▶ WHAT TO DO: Reproduce all the entries precisely.

★ ★ ★ ★ ★ ★ ★

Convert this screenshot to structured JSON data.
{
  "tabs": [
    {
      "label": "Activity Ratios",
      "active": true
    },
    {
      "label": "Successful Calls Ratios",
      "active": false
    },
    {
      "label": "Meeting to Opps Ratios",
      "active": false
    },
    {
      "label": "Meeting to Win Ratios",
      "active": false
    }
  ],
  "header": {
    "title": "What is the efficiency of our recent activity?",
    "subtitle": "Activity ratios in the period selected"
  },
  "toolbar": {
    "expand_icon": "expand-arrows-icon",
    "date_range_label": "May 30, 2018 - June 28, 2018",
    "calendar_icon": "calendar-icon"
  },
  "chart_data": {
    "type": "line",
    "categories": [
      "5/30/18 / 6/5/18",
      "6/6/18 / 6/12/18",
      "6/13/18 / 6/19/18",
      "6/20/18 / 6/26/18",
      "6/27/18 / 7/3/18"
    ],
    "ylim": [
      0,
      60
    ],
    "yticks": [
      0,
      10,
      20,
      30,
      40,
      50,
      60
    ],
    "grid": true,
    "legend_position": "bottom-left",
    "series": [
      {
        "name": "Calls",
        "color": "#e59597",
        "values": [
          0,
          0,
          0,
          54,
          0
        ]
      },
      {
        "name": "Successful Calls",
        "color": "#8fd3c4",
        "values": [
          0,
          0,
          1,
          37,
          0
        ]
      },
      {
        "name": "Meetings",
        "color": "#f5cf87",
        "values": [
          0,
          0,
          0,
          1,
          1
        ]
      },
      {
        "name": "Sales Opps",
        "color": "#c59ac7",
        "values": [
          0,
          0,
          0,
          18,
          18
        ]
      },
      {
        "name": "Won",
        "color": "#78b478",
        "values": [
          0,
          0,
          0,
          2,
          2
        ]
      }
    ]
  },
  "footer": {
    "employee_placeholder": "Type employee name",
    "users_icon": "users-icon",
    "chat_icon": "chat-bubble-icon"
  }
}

★ ★ ★ ★ ★ ★ ★

▶ TASK OUTPUT:
Convert this screenshot to structured JSON data.
{
  "tabs": [
    {
      "label": "Activity Ratios",
      "active": true
    },
    {
      "label": "Successful Calls Ratios",
      "active": false
    },
    {
      "label": "Meeting to Opps Ratios",
      "active": false
    },
    {
      "label": "Meeting to Win Ratios",
      "active": false
    }
  ],
  "header": {
    "title": "What is the efficiency of our recent activity?",
    "subtitle": "Activity ratios in the period selected"
  },
  "toolbar": {
    "expand_icon": "expand-arrows-icon",
    "date_range_label": "May 30, 2018 - June 28, 2018",
    "calendar_icon": "calendar-icon"
  },
  "chart_data": {
    "type": "line",
    "categories": [
      "5/30/18 / 6/5/18",
      "6/6/18 / 6/12/18",
      "6/13/18 / 6/19/18",
      "6/20/18 / 6/26/18",
      "6/27/18 / 7/3/18"
    ],
    "ylim": [
      0,
      60
    ],
    "yticks": [
      0,
      10,
      20,
      30,
      40,
      50,
      60
    ],
    "grid": true,
    "legend_position": "bottom-left",
    "series": [
      {
        "name": "Calls",
        "color": "#e59597",
        "values": [
          0,
          0,
          0,
          54,
          0
        ]
      },
      {
        "name": "Successful Calls",
        "color": "#8fd3c4",
        "values": [
          0,
          0,
          1,
          37,
          0
        ]
      },
      {
        "name": "Meetings",
        "color": "#f5cf87",
        "values": [
          0,
          0,
          0,
          1,
          1
        ]
      },
      {
        "name": "Sales Opps",
        "color": "#c59ac7",
        "values": [
          0,
          0,
          0,
          18,
          18
        ]
      },
      {
        "name": "Won",
        "color": "#78b478",
        "values": [
          0,
          0,
          0,
          2,
          2
        ]
      }
    ]
  },
  "footer": {
    "employee_placeholder": "Type employee name",
    "users_icon": "users-icon",
    "chat_icon": "chat-bubble-icon"
  }
}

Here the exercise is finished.